[Data entries]
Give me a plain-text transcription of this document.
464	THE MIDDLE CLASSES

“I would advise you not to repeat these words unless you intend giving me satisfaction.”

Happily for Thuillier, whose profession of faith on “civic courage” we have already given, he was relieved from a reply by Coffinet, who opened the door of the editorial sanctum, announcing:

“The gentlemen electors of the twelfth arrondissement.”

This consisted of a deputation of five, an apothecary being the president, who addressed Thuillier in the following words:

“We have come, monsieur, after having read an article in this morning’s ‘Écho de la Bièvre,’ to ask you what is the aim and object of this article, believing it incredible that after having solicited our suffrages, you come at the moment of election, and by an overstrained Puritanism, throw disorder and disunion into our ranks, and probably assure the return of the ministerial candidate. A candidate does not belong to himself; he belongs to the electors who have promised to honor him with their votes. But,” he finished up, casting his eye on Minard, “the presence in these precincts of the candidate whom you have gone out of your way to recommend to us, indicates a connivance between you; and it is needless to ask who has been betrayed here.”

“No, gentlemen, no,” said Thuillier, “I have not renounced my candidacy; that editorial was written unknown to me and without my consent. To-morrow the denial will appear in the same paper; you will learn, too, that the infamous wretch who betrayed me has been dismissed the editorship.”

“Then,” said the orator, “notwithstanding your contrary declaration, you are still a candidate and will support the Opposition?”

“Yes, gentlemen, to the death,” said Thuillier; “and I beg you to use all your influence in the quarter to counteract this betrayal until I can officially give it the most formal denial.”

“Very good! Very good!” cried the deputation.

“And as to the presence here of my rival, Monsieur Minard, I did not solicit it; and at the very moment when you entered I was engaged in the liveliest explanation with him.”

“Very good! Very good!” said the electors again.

### TASK PROMPT
Your answer should be one number: the count of lines in the data above that include the word "moment".

### RESULT
2